[Your instructions]:
Only the number is needed: how many lines of the records include "Contracts"?

[Exercise input]:
-- start --

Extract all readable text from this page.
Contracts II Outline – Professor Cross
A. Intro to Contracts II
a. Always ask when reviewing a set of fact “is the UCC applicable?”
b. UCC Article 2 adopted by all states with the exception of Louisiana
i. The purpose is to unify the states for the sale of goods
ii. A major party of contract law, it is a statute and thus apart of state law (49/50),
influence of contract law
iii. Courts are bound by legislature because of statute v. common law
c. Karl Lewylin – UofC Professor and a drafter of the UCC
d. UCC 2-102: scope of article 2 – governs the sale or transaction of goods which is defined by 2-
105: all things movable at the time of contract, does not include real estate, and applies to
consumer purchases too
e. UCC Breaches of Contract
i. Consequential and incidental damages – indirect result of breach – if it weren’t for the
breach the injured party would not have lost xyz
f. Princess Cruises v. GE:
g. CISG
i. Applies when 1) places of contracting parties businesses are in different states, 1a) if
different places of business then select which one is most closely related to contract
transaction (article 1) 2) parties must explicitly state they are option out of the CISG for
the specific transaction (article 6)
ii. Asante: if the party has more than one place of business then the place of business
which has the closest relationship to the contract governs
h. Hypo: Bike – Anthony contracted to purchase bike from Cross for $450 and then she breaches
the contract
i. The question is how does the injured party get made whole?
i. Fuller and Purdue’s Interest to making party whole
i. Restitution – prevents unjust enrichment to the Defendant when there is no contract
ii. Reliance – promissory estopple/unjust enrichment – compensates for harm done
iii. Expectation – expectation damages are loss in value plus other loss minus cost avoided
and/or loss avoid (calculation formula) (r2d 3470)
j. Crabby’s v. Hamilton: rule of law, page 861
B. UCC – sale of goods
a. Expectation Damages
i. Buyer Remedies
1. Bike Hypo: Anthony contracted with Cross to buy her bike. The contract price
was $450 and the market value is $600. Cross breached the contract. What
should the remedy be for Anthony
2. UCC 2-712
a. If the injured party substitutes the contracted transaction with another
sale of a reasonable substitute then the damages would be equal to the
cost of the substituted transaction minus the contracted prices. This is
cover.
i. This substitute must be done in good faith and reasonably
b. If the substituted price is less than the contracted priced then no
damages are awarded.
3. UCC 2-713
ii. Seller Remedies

-- end --

[Completed exercise]:
2